> **WHAT THE EXERCISE ASKS**
Locate the lines that hold the string "FXCM". Copy every such line.

> **DATA TO USE**
══════════════════════════════
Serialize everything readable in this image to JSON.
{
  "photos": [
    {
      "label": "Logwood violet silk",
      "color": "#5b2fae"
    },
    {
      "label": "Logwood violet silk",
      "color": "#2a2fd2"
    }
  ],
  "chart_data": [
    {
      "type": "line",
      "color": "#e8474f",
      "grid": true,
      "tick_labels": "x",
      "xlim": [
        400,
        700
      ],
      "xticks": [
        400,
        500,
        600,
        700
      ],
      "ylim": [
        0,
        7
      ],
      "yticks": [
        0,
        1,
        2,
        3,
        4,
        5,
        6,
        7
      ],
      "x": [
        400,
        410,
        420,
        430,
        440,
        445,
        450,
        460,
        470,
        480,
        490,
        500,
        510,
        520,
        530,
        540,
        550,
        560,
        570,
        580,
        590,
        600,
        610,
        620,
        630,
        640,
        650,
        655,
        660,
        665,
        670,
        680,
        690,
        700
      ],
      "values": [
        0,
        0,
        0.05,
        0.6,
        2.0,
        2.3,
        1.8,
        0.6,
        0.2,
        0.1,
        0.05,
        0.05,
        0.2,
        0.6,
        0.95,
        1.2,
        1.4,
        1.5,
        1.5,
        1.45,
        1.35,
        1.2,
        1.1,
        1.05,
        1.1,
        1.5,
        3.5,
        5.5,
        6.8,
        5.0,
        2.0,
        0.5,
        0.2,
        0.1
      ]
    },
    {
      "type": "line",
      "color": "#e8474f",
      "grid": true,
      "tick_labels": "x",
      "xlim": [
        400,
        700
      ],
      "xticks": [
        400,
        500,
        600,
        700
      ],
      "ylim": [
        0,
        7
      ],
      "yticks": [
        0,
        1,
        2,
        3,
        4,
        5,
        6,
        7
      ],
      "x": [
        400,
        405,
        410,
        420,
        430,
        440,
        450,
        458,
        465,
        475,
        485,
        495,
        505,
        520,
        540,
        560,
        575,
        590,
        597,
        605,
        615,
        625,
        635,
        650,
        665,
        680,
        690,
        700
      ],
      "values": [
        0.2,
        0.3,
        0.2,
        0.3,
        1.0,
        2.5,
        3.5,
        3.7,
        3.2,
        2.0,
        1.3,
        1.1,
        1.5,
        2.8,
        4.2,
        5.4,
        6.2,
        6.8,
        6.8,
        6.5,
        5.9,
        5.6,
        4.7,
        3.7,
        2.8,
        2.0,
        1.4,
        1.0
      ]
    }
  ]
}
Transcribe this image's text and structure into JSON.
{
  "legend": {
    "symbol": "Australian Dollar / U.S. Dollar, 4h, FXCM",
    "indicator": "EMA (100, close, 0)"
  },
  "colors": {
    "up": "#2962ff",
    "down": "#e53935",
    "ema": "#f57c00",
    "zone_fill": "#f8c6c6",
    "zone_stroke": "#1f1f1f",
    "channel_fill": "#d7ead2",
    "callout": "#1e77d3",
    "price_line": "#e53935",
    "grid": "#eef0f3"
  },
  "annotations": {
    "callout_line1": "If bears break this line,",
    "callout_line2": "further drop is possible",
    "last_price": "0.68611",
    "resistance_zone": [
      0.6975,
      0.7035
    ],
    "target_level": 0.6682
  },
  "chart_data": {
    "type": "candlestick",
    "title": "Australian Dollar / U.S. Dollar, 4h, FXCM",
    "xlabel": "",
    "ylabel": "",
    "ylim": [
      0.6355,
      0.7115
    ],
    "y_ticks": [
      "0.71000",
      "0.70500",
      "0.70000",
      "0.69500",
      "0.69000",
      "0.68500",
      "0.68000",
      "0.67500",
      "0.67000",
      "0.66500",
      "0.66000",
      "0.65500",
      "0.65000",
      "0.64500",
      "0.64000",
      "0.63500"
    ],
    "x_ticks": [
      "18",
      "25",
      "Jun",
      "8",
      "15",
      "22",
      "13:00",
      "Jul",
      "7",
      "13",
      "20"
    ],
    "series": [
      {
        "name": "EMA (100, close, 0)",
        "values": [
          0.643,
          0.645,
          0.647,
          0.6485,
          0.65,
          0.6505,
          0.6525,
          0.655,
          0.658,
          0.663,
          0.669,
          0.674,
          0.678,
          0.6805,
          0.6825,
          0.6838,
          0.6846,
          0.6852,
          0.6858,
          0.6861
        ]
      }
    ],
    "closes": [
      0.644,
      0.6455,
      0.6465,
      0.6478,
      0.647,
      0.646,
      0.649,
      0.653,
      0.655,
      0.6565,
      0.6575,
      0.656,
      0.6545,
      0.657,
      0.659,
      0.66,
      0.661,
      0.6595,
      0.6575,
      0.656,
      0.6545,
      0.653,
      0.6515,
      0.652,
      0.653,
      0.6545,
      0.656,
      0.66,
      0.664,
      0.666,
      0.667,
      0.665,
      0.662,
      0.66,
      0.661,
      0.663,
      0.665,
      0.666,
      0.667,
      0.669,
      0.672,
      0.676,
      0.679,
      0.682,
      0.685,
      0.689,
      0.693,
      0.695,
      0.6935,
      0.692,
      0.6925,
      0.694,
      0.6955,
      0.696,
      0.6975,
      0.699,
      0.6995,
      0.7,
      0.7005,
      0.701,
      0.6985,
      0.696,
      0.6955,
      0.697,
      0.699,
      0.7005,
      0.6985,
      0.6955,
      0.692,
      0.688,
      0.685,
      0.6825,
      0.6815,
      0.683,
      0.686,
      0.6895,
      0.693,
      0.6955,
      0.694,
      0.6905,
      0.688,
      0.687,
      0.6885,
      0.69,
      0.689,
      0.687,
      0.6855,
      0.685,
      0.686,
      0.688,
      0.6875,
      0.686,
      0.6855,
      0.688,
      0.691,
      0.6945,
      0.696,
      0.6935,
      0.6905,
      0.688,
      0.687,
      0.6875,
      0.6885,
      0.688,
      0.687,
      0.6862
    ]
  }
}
══════════════════════════════
> **EXERCISE SOLUTION**
    "symbol": "Australian Dollar / U.S. Dollar, 4h, FXCM",
    "title": "Australian Dollar / U.S. Dollar, 4h, FXCM",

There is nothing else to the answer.